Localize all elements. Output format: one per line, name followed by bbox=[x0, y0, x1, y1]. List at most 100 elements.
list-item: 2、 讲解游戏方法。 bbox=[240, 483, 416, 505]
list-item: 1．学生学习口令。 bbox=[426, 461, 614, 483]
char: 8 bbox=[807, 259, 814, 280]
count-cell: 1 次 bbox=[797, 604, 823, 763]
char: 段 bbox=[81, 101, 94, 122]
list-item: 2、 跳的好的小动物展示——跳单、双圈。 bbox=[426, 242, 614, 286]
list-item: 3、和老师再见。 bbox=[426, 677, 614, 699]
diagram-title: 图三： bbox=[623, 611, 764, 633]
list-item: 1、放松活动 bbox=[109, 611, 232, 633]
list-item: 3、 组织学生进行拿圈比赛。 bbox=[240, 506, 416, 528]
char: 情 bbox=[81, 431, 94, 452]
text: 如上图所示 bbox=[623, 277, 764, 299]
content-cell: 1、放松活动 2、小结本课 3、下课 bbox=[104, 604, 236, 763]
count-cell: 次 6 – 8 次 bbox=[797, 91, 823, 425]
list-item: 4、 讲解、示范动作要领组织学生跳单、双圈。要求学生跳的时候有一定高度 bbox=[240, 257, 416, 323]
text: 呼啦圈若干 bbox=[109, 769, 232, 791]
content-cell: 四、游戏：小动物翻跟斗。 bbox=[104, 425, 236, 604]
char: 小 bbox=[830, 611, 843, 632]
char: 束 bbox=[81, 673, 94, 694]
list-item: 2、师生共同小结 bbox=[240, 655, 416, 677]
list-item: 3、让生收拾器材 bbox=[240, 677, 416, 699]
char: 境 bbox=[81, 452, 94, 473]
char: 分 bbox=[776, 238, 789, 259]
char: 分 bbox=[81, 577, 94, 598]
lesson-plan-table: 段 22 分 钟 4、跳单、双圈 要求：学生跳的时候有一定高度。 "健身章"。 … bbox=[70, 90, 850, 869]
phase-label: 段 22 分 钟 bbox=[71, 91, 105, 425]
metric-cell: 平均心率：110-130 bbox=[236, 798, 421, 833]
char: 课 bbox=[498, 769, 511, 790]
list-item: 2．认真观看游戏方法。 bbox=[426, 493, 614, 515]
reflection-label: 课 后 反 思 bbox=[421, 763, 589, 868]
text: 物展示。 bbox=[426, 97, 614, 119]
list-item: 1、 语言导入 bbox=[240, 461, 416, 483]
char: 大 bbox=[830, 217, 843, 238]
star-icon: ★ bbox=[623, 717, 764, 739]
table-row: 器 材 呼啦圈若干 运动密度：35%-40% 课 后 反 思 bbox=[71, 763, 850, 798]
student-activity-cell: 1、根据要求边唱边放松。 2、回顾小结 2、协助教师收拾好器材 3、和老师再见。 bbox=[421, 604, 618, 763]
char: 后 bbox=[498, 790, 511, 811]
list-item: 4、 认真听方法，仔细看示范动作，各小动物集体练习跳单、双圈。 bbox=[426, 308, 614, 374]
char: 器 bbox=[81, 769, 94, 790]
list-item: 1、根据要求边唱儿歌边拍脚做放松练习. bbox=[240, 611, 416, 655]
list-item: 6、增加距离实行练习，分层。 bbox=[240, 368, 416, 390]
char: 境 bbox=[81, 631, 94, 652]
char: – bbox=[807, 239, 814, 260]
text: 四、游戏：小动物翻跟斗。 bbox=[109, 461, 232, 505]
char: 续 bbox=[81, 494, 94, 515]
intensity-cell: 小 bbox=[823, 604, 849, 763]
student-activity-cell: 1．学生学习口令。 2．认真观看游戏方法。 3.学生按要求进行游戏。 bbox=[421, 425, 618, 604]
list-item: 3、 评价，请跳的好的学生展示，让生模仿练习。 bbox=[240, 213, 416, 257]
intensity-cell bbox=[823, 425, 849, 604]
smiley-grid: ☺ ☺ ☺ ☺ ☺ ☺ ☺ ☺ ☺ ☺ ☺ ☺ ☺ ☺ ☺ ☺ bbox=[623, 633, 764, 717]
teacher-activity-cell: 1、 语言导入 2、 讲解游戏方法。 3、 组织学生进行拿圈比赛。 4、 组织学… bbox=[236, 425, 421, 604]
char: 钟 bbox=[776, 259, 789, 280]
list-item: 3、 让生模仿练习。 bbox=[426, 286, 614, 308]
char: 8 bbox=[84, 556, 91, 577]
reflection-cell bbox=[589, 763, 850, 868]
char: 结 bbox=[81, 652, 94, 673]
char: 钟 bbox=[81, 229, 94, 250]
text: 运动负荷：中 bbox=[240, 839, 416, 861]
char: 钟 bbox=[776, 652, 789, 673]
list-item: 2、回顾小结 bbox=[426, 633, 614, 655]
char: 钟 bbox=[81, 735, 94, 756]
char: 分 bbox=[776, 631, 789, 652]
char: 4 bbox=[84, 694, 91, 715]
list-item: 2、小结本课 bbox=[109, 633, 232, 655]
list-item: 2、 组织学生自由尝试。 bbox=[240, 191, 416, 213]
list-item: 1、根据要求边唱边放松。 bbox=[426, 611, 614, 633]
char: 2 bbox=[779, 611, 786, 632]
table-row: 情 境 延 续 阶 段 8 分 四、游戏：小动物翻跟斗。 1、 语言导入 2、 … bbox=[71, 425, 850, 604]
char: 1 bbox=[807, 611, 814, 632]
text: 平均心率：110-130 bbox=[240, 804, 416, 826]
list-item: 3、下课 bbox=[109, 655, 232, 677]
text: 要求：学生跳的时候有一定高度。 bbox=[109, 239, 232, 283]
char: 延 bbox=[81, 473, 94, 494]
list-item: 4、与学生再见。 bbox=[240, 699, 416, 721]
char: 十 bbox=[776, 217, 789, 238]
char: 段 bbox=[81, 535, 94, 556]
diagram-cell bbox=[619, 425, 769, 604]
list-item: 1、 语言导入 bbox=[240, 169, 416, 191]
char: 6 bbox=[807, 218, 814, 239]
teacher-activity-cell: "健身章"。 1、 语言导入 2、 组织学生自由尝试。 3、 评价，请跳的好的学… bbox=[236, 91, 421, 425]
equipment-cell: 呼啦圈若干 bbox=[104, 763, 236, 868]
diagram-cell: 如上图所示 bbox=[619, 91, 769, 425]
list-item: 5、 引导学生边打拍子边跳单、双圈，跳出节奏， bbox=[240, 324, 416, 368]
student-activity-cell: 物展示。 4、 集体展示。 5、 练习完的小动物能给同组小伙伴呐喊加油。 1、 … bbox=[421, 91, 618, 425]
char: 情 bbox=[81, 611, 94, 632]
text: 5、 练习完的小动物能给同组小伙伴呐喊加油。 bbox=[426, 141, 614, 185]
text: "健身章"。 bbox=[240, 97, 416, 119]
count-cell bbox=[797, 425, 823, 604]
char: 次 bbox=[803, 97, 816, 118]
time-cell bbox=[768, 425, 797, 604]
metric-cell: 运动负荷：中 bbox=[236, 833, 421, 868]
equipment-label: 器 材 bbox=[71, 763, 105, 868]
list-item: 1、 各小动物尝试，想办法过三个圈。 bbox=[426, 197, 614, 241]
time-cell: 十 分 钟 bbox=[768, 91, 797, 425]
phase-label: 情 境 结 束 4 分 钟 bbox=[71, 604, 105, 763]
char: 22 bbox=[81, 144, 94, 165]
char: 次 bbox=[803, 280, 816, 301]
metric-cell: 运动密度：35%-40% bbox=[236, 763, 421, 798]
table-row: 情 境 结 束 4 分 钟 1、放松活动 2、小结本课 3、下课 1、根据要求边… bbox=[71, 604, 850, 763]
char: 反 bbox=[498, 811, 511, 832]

•••

**What is asked:** Render the items from the first line through the line containing "text: 如上图所示 bbox=[623, 277, 764, 299]", inclusive, as a JSON list of strings with one string per line and blank lines omitted.

**Exercise result:**
[
  "Localize all elements. Output format: one per line, name followed by bbox=[x0, y0, x1, y1]. List at most 100 elements.",
  "list-item: 2、 讲解游戏方法。 bbox=[240, 483, 416, 505]",
  "list-item: 1．学生学习口令。 bbox=[426, 461, 614, 483]",
  "char: 8 bbox=[807, 259, 814, 280]",
  "count-cell: 1 次 bbox=[797, 604, 823, 763]",
  "char: 段 bbox=[81, 101, 94, 122]",
  "list-item: 2、 跳的好的小动物展示——跳单、双圈。 bbox=[426, 242, 614, 286]",
  "list-item: 3、和老师再见。 bbox=[426, 677, 614, 699]",
  "diagram-title: 图三： bbox=[623, 611, 764, 633]",
  "list-item: 1、放松活动 bbox=[109, 611, 232, 633]",
  "list-item: 3、 组织学生进行拿圈比赛。 bbox=[240, 506, 416, 528]",
  "char: 情 bbox=[81, 431, 94, 452]",
  "text: 如上图所示 bbox=[623, 277, 764, 299]"
]